## Provided information
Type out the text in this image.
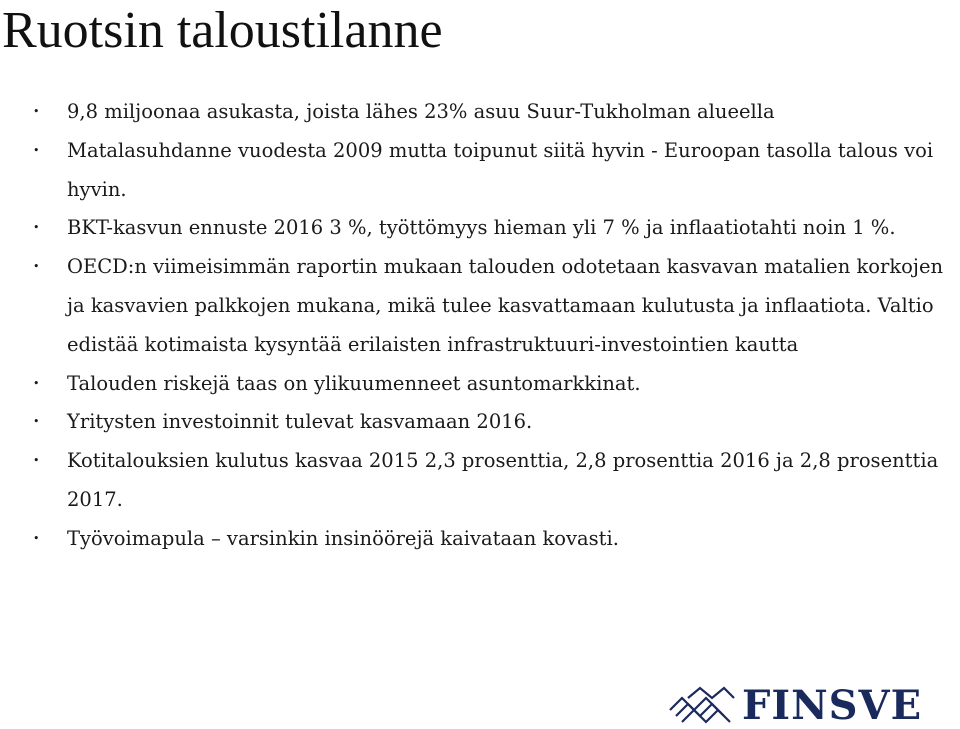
Ruotsin taloustilanne
• 9,8 miljoonaa asukasta, joista lähes 23% asuu Suur-Tukholman alueella
• Matalasuhdanne vuodesta 2009 mutta toipunut siitä hyvin - Euroopan tasolla talous voi hyvin.
• BKT-kasvun ennuste 2016 3 %, työttömyys hieman yli 7 % ja inflaatiotahti noin 1 %.
• OECD:n viimeisimmän raportin mukaan talouden odotetaan kasvavan matalien korkojen ja kasvavien palkkojen mukana, mikä tulee kasvattamaan kulutusta ja inflaatiota. Valtio edistää kotimaista kysyntää erilaisten infrastruktuuri-investointien kautta
• Talouden riskejä taas on ylikuumenneet asuntomarkkinat.
• Yritysten investoinnit tulevat kasvamaan 2016.
• Kotitalouksien kulutus kasvaa 2015 2,3 prosenttia, 2,8 prosenttia 2016 ja 2,8 prosenttia 2017.
• Työvoimapula – varsinkin insinöörejä kaivataan kovasti.
FINSVE
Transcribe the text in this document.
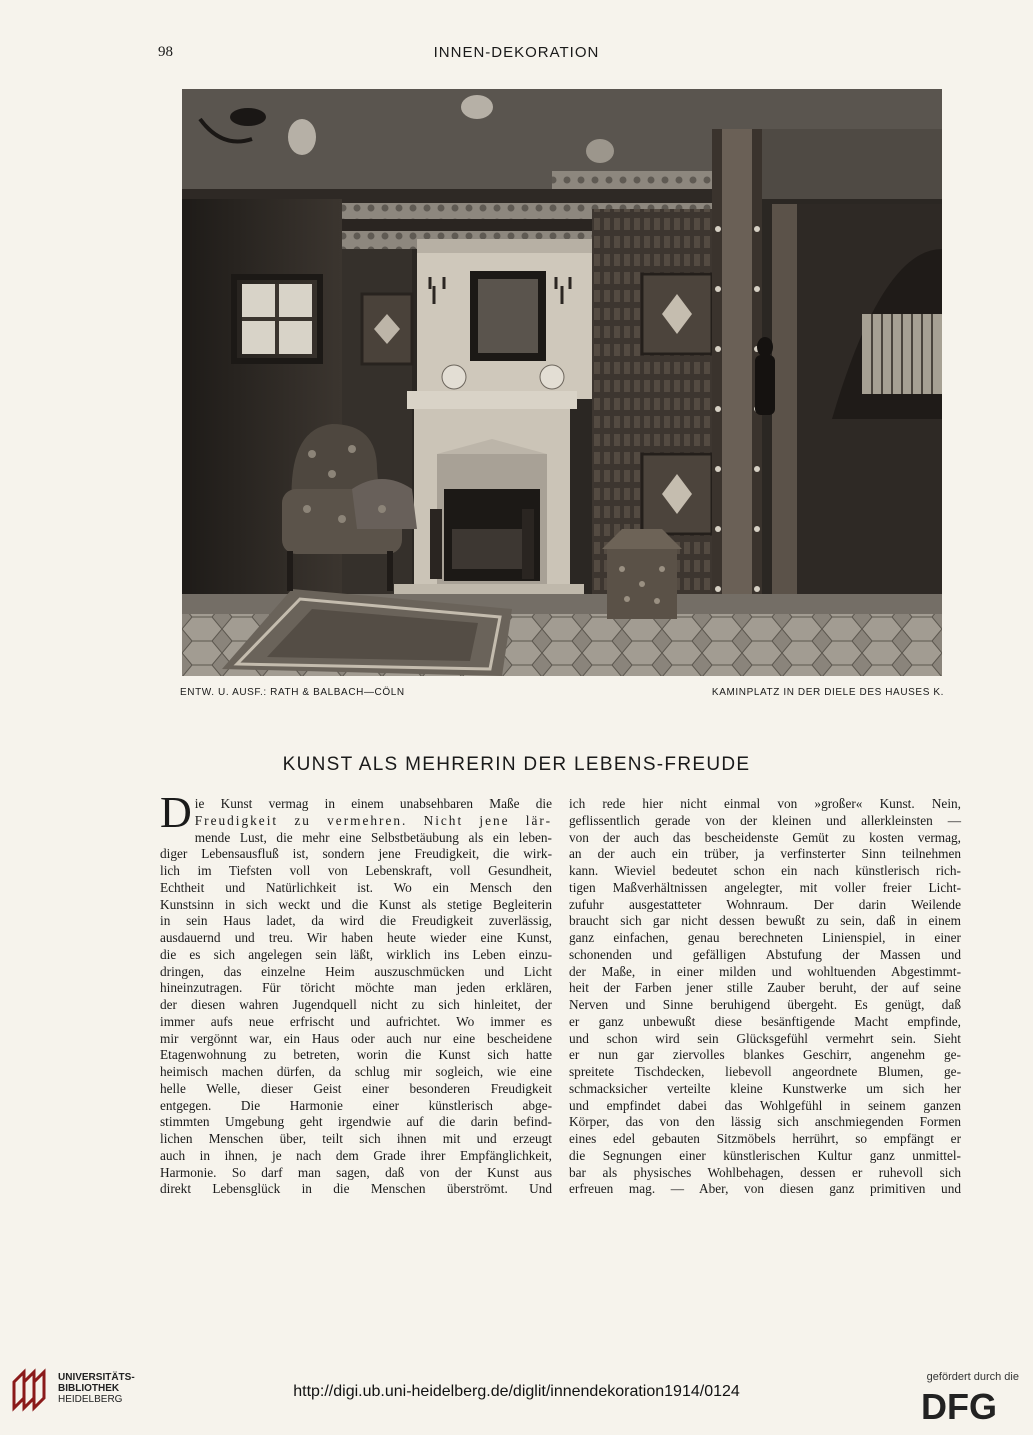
98	INNEN-DEKORATION
ENTW. U. AUSF.: RATH & BALBACH—CÖLN	KAMINPLATZ IN DER DIELE DES HAUSES K.
KUNST ALS MEHRERIN DER LEBENS-FREUDE
D ie Kunst vermag in einem unabsehbaren Maße die
Freudigkeit zu vermehren. Nicht jene lär-
mende Lust, die mehr eine Selbstbetäubung als ein leben-
diger Lebensausfluß ist, sondern jene Freudigkeit, die wirk-
lich im Tiefsten voll von Lebenskraft, voll Gesundheit,
Echtheit und Natürlichkeit ist. Wo ein Mensch den
Kunstsinn in sich weckt und die Kunst als stetige Begleiterin
in sein Haus ladet, da wird die Freudigkeit zuverlässig,
ausdauernd und treu. Wir haben heute wieder eine Kunst,
die es sich angelegen sein läßt, wirklich ins Leben einzu-
dringen, das einzelne Heim auszuschmücken und Licht
hineinzutragen. Für töricht möchte man jeden erklären,
der diesen wahren Jugendquell nicht zu sich hinleitet, der
immer aufs neue erfrischt und aufrichtet. Wo immer es
mir vergönnt war, ein Haus oder auch nur eine bescheidene
Etagenwohnung zu betreten, worin die Kunst sich hatte
heimisch machen dürfen, da schlug mir sogleich, wie eine
helle Welle, dieser Geist einer besonderen Freudigkeit
entgegen. Die Harmonie einer künstlerisch abge-
stimmten Umgebung geht irgendwie auf die darin befind-
lichen Menschen über, teilt sich ihnen mit und erzeugt
auch in ihnen, je nach dem Grade ihrer Empfänglichkeit,
Harmonie. So darf man sagen, daß von der Kunst aus
direkt Lebensglück in die Menschen überströmt. Und
ich rede hier nicht einmal von »großer« Kunst. Nein,
geflissentlich gerade von der kleinen und allerkleinsten —
von der auch das bescheidenste Gemüt zu kosten vermag,
an der auch ein trüber, ja verfinsterter Sinn teilnehmen
kann. Wieviel bedeutet schon ein nach künstlerisch rich-
tigen Maßverhältnissen angelegter, mit voller freier Licht-
zufuhr ausgestatteter Wohnraum. Der darin Weilende
braucht sich gar nicht dessen bewußt zu sein, daß in einem
ganz einfachen, genau berechneten Linienspiel, in einer
schonenden und gefälligen Abstufung der Massen und
der Maße, in einer milden und wohltuenden Abgestimmt-
heit der Farben jener stille Zauber beruht, der auf seine
Nerven und Sinne beruhigend übergeht. Es genügt, daß
er ganz unbewußt diese besänftigende Macht empfinde,
und schon wird sein Glücksgefühl vermehrt sein. Sieht
er nun gar ziervolles blankes Geschirr, angenehm ge-
spreitete Tischdecken, liebevoll angeordnete Blumen, ge-
schmacksicher verteilte kleine Kunstwerke um sich her
und empfindet dabei das Wohlgefühl in seinem ganzen
Körper, das von den lässig sich anschmiegenden Formen
eines edel gebauten Sitzmöbels herrührt, so empfängt er
die Segnungen einer künstlerischen Kultur ganz unmittel-
bar als physisches Wohlbehagen, dessen er ruhevoll sich
erfreuen mag. — Aber, von diesen ganz primitiven und
UNIVERSITÄTS-
BIBLIOTHEK
HEIDELBERG	http://digi.ub.uni-heidelberg.de/diglit/innendekoration1914/0124
gefördert durch die
DFG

## Given instruction
Write out the full set of lines verbatim, without the pictures.

## Completed task
Type out the text in this image.
Ruotsin taloustilanne
• 9,8 miljoonaa asukasta, joista lähes 23% asuu Suur-Tukholman alueella
• Matalasuhdanne vuodesta 2009 mutta toipunut siitä hyvin - Euroopan tasolla talous voi hyvin.
• BKT-kasvun ennuste 2016 3 %, työttömyys hieman yli 7 % ja inflaatiotahti noin 1 %.
• OECD:n viimeisimmän raportin mukaan talouden odotetaan kasvavan matalien korkojen ja kasvavien palkkojen mukana, mikä tulee kasvattamaan kulutusta ja inflaatiota. Valtio edistää kotimaista kysyntää erilaisten infrastruktuuri-investointien kautta
• Talouden riskejä taas on ylikuumenneet asuntomarkkinat.
• Yritysten investoinnit tulevat kasvamaan 2016.
• Kotitalouksien kulutus kasvaa 2015 2,3 prosenttia, 2,8 prosenttia 2016 ja 2,8 prosenttia 2017.
• Työvoimapula – varsinkin insinöörejä kaivataan kovasti.
FINSVE
Transcribe the text in this document.
98	INNEN-DEKORATION
ENTW. U. AUSF.: RATH & BALBACH—CÖLN	KAMINPLATZ IN DER DIELE DES HAUSES K.
KUNST ALS MEHRERIN DER LEBENS-FREUDE
D ie Kunst vermag in einem unabsehbaren Maße die
Freudigkeit zu vermehren. Nicht jene lär-
mende Lust, die mehr eine Selbstbetäubung als ein leben-
diger Lebensausfluß ist, sondern jene Freudigkeit, die wirk-
lich im Tiefsten voll von Lebenskraft, voll Gesundheit,
Echtheit und Natürlichkeit ist. Wo ein Mensch den
Kunstsinn in sich weckt und die Kunst als stetige Begleiterin
in sein Haus ladet, da wird die Freudigkeit zuverlässig,
ausdauernd und treu. Wir haben heute wieder eine Kunst,
die es sich angelegen sein läßt, wirklich ins Leben einzu-
dringen, das einzelne Heim auszuschmücken und Licht
hineinzutragen. Für töricht möchte man jeden erklären,
der diesen wahren Jugendquell nicht zu sich hinleitet, der
immer aufs neue erfrischt und aufrichtet. Wo immer es
mir vergönnt war, ein Haus oder auch nur eine bescheidene
Etagenwohnung zu betreten, worin die Kunst sich hatte
heimisch machen dürfen, da schlug mir sogleich, wie eine
helle Welle, dieser Geist einer besonderen Freudigkeit
entgegen. Die Harmonie einer künstlerisch abge-
stimmten Umgebung geht irgendwie auf die darin befind-
lichen Menschen über, teilt sich ihnen mit und erzeugt
auch in ihnen, je nach dem Grade ihrer Empfänglichkeit,
Harmonie. So darf man sagen, daß von der Kunst aus
direkt Lebensglück in die Menschen überströmt. Und
ich rede hier nicht einmal von »großer« Kunst. Nein,
geflissentlich gerade von der kleinen und allerkleinsten —
von der auch das bescheidenste Gemüt zu kosten vermag,
an der auch ein trüber, ja verfinsterter Sinn teilnehmen
kann. Wieviel bedeutet schon ein nach künstlerisch rich-
tigen Maßverhältnissen angelegter, mit voller freier Licht-
zufuhr ausgestatteter Wohnraum. Der darin Weilende
braucht sich gar nicht dessen bewußt zu sein, daß in einem
ganz einfachen, genau berechneten Linienspiel, in einer
schonenden und gefälligen Abstufung der Massen und
der Maße, in einer milden und wohltuenden Abgestimmt-
heit der Farben jener stille Zauber beruht, der auf seine
Nerven und Sinne beruhigend übergeht. Es genügt, daß
er ganz unbewußt diese besänftigende Macht empfinde,
und schon wird sein Glücksgefühl vermehrt sein. Sieht
er nun gar ziervolles blankes Geschirr, angenehm ge-
spreitete Tischdecken, liebevoll angeordnete Blumen, ge-
schmacksicher verteilte kleine Kunstwerke um sich her
und empfindet dabei das Wohlgefühl in seinem ganzen
Körper, das von den lässig sich anschmiegenden Formen
eines edel gebauten Sitzmöbels herrührt, so empfängt er
die Segnungen einer künstlerischen Kultur ganz unmittel-
bar als physisches Wohlbehagen, dessen er ruhevoll sich
erfreuen mag. — Aber, von diesen ganz primitiven und
UNIVERSITÄTS-
BIBLIOTHEK
HEIDELBERG	http://digi.ub.uni-heidelberg.de/diglit/innendekoration1914/0124
gefördert durch die
DFG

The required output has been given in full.